── Record extracts

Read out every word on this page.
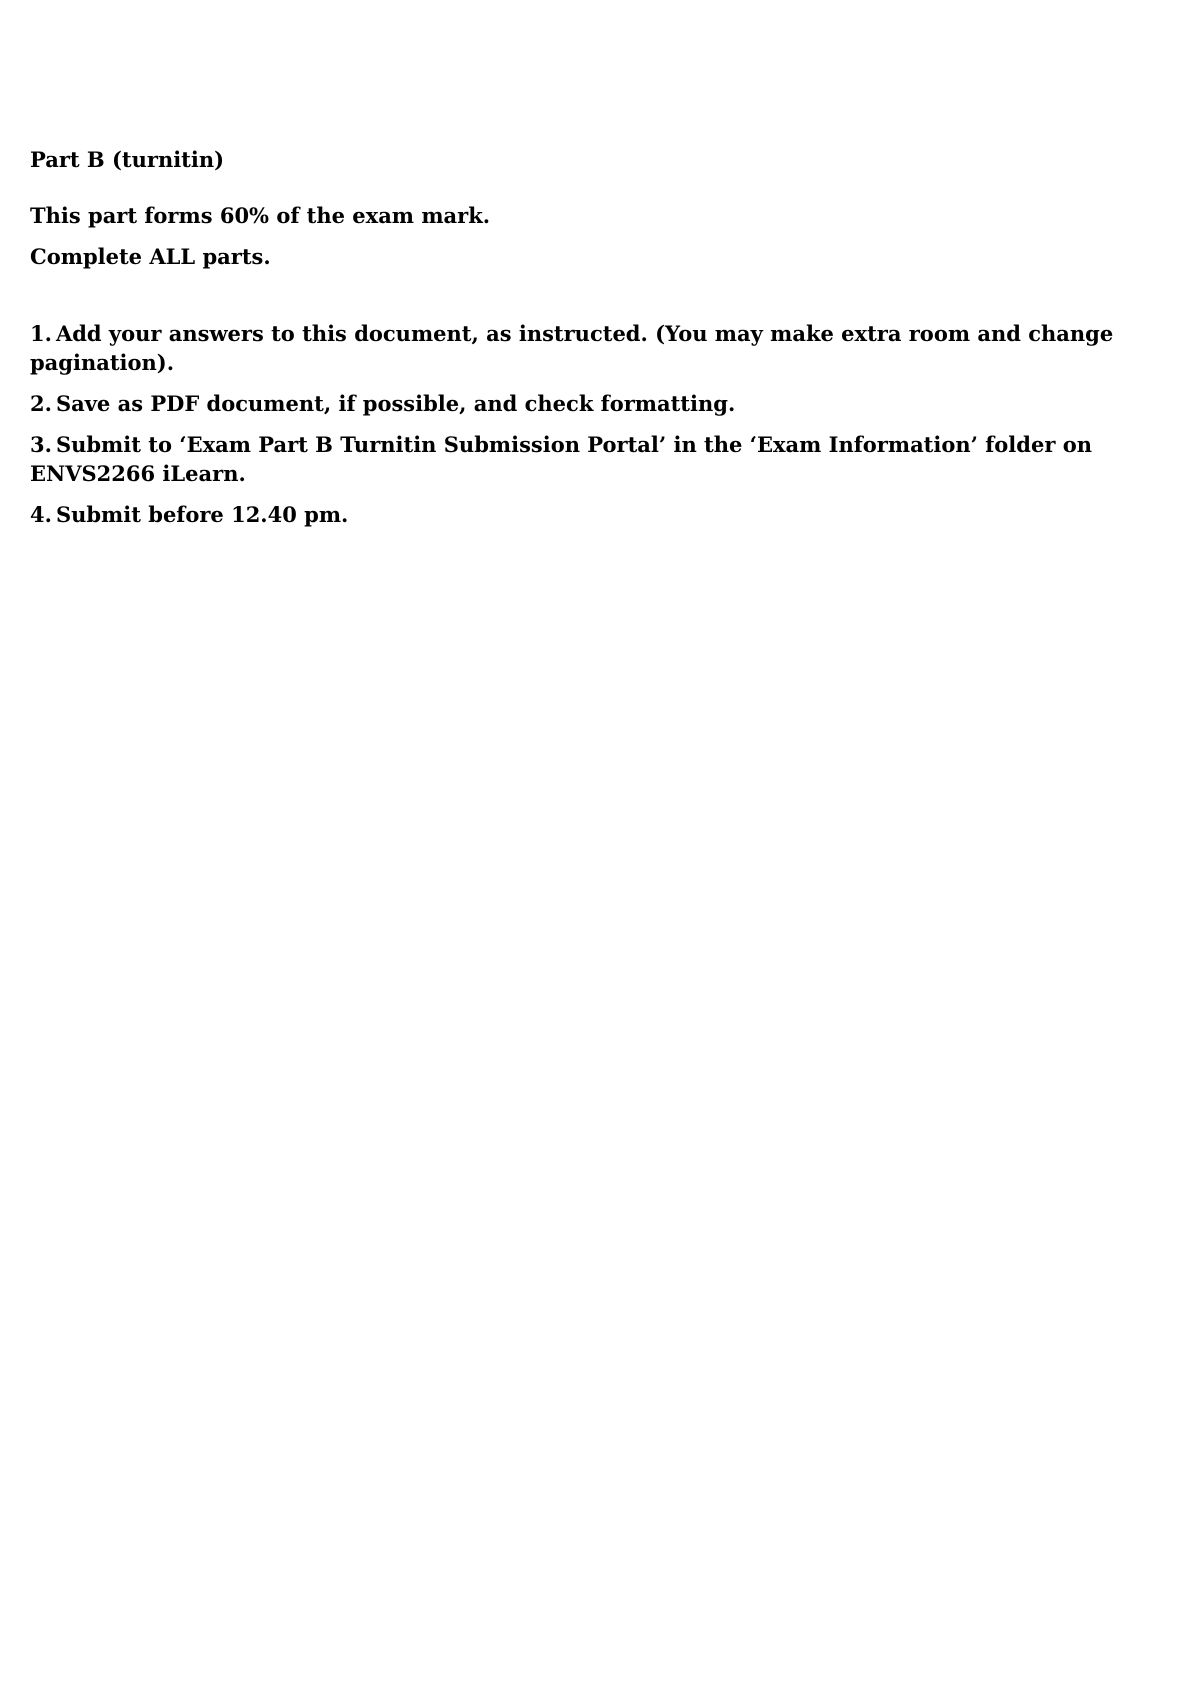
Part B (turnitin)
This part forms 60% of the exam mark.
Complete ALL parts.
1. Add your answers to this document, as instructed. (You may make extra room and change pagination).
2. Save as PDF document, if possible, and check formatting.
3. Submit to ‘Exam Part B Turnitin Submission Portal’ in the ‘Exam Information’ folder on ENVS2266 iLearn.
4. Submit before 12.40 pm.
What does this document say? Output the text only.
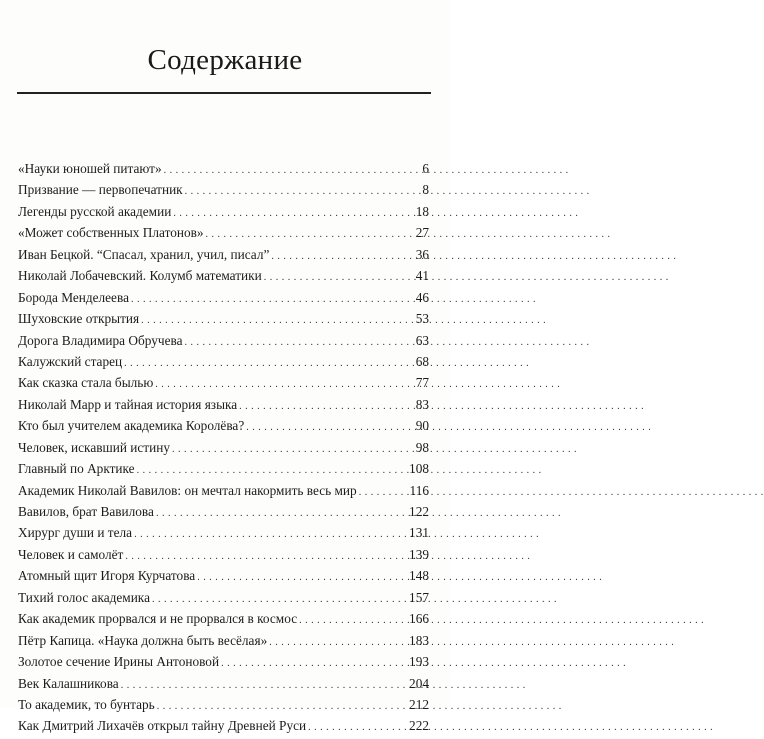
Содержание
«Науки юношей питают» . . .	6
Призвание — первопечатник . . .	8
Легенды русской академии . . .	18
«Может собственных Платонов» . . .	27
Иван Бецкой. “Спасал, хранил, учил, писал” . . .	36
Николай Лобачевский. Колумб математики . . .	41
Борода Менделеева . . .	46
Шуховские открытия . . .	53
Дорога Владимира Обручева . . .	63
Калужский старец . . .	68
Как сказка стала былью . . .	77
Николай Марр и тайная история языка . . .	83
Кто был учителем академика Королёва? . . .	90
Человек, искавший истину . . .	98
Главный по Арктике . . .	108
Академик Николай Вавилов: он мечтал накормить весь мир . . .	116
Вавилов, брат Вавилова . . .	122
Хирург души и тела . . .	131
Человек и самолёт . . .	139
Атомный щит Игоря Курчатова . . .	148
Тихий голос академика . . .	157
Как академик прорвался и не прорвался в космос . . .	166
Пётр Капица. «Наука должна быть весёлая» . . .	183
Золотое сечение Ирины Антоновой . . .	193
Век Калашникова . . .	204
То академик, то бунтарь . . .	212
Как Дмитрий Лихачёв открыл тайну Древней Руси . . .	222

────

### To do
The material above holds pictures; copy everything else in it exactly.

### Solution for this exercise
Read out every word on this page.
Part B (turnitin)
This part forms 60% of the exam mark.
Complete ALL parts.
1. Add your answers to this document, as instructed. (You may make extra room and change pagination).
2. Save as PDF document, if possible, and check formatting.
3. Submit to ‘Exam Part B Turnitin Submission Portal’ in the ‘Exam Information’ folder on ENVS2266 iLearn.
4. Submit before 12.40 pm.
What does this document say? Output the text only.
Содержание
«Науки юношей питают» . . .	6
Призвание — первопечатник . . .	8
Легенды русской академии . . .	18
«Может собственных Платонов» . . .	27
Иван Бецкой. “Спасал, хранил, учил, писал” . . .	36
Николай Лобачевский. Колумб математики . . .	41
Борода Менделеева . . .	46
Шуховские открытия . . .	53
Дорога Владимира Обручева . . .	63
Калужский старец . . .	68
Как сказка стала былью . . .	77
Николай Марр и тайная история языка . . .	83
Кто был учителем академика Королёва? . . .	90
Человек, искавший истину . . .	98
Главный по Арктике . . .	108
Академик Николай Вавилов: он мечтал накормить весь мир . . .	116
Вавилов, брат Вавилова . . .	122
Хирург души и тела . . .	131
Человек и самолёт . . .	139
Атомный щит Игоря Курчатова . . .	148
Тихий голос академика . . .	157
Как академик прорвался и не прорвался в космос . . .	166
Пётр Капица. «Наука должна быть весёлая» . . .	183
Золотое сечение Ирины Антоновой . . .	193
Век Калашникова . . .	204
То академик, то бунтарь . . .	212
Как Дмитрий Лихачёв открыл тайну Древней Руси . . .	222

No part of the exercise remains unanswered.